INSTRUCTIONS FOR THE TASK
Take every line from the material that has the word "Antipanikový" in it.

WORKING DATA
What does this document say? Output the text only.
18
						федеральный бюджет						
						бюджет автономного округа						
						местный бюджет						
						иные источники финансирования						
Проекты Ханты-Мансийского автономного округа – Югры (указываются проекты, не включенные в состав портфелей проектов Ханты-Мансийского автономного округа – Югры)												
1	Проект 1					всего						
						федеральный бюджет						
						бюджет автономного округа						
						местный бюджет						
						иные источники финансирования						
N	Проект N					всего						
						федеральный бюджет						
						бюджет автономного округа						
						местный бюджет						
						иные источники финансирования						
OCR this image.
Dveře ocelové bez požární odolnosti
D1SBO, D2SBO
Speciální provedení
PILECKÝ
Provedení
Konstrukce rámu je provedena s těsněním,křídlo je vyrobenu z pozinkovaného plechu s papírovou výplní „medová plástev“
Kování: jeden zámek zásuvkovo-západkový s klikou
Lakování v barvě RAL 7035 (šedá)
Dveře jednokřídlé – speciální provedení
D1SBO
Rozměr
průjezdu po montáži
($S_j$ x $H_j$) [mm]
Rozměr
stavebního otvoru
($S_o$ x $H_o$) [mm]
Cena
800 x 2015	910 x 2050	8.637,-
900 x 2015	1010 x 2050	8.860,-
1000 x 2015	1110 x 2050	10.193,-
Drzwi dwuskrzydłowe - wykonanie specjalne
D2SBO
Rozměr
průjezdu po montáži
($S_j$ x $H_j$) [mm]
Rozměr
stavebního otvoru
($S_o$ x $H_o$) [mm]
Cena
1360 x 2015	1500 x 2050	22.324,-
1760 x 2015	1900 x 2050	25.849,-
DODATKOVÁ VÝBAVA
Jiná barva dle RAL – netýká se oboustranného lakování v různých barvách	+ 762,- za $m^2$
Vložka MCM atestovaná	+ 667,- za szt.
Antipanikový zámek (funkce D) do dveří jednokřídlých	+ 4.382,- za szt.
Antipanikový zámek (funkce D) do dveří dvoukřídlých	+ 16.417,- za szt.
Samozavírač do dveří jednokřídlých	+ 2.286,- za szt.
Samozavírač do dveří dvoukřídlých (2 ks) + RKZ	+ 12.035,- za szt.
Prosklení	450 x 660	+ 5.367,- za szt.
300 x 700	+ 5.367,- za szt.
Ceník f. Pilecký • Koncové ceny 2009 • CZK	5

RESULT BELOW
Antipanikový zámek (funkce D) do dveří jednokřídlých	+ 4.382,- za szt.
Antipanikový zámek (funkce D) do dveří dvoukřídlých	+ 16.417,- za szt.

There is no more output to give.